What the task asks:
Read the records below. Copy each line where the string "text" occurs.

:::

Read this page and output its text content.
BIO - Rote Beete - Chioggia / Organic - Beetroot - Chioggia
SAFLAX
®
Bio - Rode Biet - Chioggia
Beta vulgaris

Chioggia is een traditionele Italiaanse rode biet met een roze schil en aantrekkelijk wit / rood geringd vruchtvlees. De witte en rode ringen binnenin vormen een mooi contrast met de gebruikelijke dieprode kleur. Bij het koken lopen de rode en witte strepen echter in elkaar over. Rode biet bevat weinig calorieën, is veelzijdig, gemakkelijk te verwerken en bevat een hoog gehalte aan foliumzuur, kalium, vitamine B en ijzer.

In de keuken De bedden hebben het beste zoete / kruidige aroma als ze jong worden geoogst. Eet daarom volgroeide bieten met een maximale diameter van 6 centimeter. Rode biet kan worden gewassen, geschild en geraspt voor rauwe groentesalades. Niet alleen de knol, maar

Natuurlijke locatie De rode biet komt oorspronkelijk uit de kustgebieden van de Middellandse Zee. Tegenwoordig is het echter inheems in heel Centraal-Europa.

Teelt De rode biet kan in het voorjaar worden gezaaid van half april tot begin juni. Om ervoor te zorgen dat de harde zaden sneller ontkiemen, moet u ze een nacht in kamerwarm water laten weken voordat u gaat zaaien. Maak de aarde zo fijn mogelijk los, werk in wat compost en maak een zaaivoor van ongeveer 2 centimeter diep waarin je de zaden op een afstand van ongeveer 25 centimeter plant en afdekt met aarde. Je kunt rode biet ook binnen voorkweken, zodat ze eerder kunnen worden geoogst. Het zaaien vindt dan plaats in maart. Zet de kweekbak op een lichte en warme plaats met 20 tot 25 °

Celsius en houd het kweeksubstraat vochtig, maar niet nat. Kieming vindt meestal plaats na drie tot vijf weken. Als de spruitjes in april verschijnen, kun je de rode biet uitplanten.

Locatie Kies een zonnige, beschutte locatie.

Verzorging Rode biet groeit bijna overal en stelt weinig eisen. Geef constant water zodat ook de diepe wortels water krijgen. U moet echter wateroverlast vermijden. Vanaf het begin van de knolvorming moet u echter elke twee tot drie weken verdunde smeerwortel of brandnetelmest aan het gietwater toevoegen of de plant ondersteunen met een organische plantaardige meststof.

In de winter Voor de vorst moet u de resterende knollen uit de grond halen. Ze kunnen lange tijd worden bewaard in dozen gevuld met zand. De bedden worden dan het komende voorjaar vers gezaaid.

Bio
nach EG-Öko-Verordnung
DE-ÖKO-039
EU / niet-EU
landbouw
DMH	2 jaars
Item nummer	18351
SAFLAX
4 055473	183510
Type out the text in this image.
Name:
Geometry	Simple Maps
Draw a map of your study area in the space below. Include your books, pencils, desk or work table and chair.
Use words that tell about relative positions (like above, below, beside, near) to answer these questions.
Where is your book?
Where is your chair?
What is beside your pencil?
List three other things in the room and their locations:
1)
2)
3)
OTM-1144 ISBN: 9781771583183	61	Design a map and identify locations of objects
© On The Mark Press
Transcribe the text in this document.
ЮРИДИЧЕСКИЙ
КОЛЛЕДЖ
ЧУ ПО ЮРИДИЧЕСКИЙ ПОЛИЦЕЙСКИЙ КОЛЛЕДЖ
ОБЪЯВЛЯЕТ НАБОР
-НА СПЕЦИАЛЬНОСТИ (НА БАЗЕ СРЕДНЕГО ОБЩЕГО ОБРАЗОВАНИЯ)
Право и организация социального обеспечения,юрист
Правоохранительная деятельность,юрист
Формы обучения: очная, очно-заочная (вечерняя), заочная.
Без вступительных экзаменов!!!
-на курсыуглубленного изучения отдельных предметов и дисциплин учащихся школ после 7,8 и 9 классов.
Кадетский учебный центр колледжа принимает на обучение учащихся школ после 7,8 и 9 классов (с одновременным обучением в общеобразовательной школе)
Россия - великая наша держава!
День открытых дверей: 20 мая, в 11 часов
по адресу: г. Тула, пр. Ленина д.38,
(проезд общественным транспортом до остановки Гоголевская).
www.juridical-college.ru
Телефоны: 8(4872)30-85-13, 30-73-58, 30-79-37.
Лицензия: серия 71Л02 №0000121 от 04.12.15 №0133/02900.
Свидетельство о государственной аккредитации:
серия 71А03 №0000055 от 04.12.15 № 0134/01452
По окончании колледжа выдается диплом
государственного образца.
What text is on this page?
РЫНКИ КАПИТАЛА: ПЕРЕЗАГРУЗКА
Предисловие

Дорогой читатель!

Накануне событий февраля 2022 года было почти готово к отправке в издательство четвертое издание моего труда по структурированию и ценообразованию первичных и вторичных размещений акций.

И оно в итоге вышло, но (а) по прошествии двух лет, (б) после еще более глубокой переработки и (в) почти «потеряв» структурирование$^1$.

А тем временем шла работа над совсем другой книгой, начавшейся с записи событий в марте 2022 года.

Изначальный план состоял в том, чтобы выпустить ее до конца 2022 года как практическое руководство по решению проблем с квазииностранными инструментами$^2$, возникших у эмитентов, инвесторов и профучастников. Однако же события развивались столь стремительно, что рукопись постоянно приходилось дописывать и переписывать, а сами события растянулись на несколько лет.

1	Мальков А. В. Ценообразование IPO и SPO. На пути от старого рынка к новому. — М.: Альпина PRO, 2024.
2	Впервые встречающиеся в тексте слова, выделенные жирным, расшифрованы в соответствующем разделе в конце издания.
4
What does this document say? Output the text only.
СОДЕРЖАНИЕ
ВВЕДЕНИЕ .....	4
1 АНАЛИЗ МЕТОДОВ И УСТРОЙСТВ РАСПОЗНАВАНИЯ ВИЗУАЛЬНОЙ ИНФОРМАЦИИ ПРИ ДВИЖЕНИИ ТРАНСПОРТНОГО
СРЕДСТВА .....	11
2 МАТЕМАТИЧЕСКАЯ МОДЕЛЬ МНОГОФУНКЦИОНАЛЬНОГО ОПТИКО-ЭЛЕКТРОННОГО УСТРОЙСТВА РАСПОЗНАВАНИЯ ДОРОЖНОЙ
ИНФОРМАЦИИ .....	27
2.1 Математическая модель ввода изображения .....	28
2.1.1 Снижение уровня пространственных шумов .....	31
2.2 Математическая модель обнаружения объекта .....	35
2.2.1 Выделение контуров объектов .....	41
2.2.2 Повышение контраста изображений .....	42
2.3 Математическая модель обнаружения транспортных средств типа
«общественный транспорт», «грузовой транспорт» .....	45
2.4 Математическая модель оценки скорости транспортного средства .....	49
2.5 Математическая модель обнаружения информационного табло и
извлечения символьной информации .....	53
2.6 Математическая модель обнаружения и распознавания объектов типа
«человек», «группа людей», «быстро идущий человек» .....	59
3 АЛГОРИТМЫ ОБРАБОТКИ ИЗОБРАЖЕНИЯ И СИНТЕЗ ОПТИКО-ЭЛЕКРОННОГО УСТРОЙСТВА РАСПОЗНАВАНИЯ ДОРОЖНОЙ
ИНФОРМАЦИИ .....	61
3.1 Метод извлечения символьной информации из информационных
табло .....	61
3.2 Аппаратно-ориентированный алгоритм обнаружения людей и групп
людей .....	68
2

:::

Task answer:
Read this page and output its text content.
Type out the text in this image.
Transcribe the text in this document.
What text is on this page?
What does this document say? Output the text only.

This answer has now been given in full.